• **Task objective**
Pictures do not belong in the copy; restate the records below word for word.

• **Data listing**

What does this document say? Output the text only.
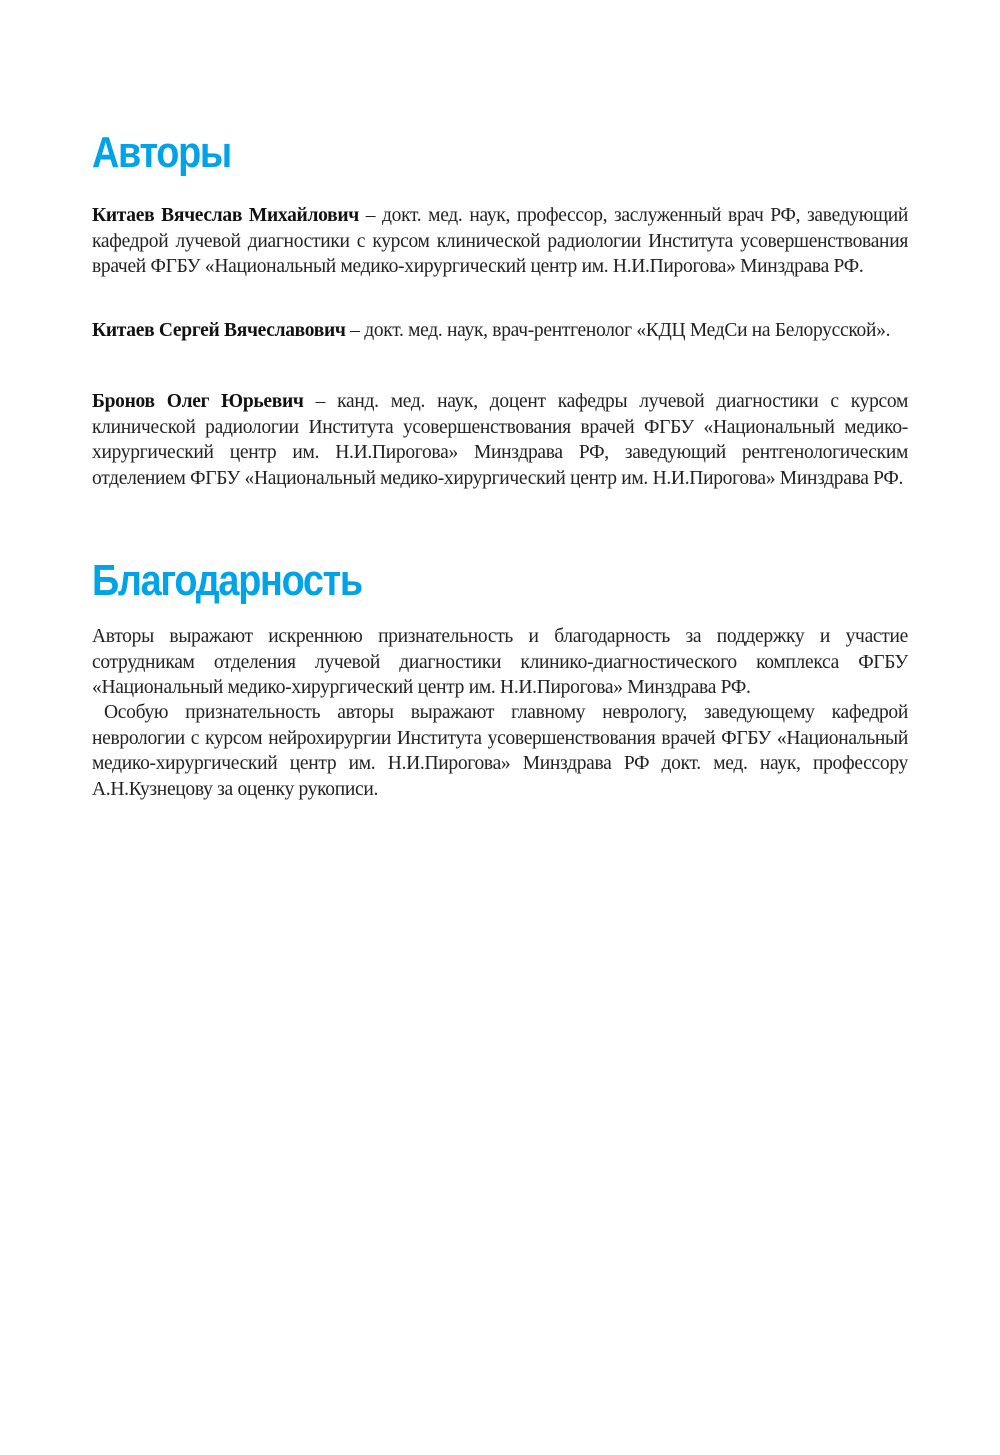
Авторы

Китаев Вячеслав Михайлович – докт. мед. наук, профессор, заслуженный врач РФ, заведующий кафедрой лучевой диагностики с курсом клинической радиологии Института усовершенствования врачей ФГБУ «Национальный медико-хирургический центр им. Н.И.Пирогова» Минздрава РФ.

Китаев Сергей Вячеславович – докт. мед. наук, врач-рентгенолог «КДЦ МедСи на Белорусской».

Бронов Олег Юрьевич – канд. мед. наук, доцент кафедры лучевой диагностики с курсом клинической радиологии Института усовершенствования врачей ФГБУ «Национальный медико-хирургический центр им. Н.И.Пирогова» Минздрава РФ, заведующий рентгенологическим отделением ФГБУ «Национальный медико-хирургический центр им. Н.И.Пирогова» Минздрава РФ.

Благодарность

Авторы выражают искреннюю признательность и благодарность за поддержку и участие сотрудникам отделения лучевой диагностики клинико-диагностического комплекса ФГБУ «Национальный медико-хирургический центр им. Н.И.Пирогова» Минздрава РФ.

Особую признательность авторы выражают главному неврологу, заведующему кафедрой неврологии с курсом нейрохирургии Института усовершенствования врачей ФГБУ «Национальный медико-хирургический центр им. Н.И.Пирогова» Минздрава РФ докт. мед. наук, профессору А.Н.Кузнецову за оценку рукописи.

• **Result for this exercise**
What does this document say? Output the text only.
Авторы

Китаев Вячеслав Михайлович – докт. мед. наук, профессор, заслуженный врач РФ, заведующий кафедрой лучевой диагностики с курсом клинической радиологии Института усовершенствования врачей ФГБУ «Национальный медико-хирургический центр им. Н.И.Пирогова» Минздрава РФ.

Китаев Сергей Вячеславович – докт. мед. наук, врач-рентгенолог «КДЦ МедСи на Белорусской».

Бронов Олег Юрьевич – канд. мед. наук, доцент кафедры лучевой диагностики с курсом клинической радиологии Института усовершенствования врачей ФГБУ «Национальный медико-хирургический центр им. Н.И.Пирогова» Минздрава РФ, заведующий рентгенологическим отделением ФГБУ «Национальный медико-хирургический центр им. Н.И.Пирогова» Минздрава РФ.

Благодарность

Авторы выражают искреннюю признательность и благодарность за поддержку и участие сотрудникам отделения лучевой диагностики клинико-диагностического комплекса ФГБУ «Национальный медико-хирургический центр им. Н.И.Пирогова» Минздрава РФ.

Особую признательность авторы выражают главному неврологу, заведующему кафедрой неврологии с курсом нейрохирургии Института усовершенствования врачей ФГБУ «Национальный медико-хирургический центр им. Н.И.Пирогова» Минздрава РФ докт. мед. наук, профессору А.Н.Кузнецову за оценку рукописи.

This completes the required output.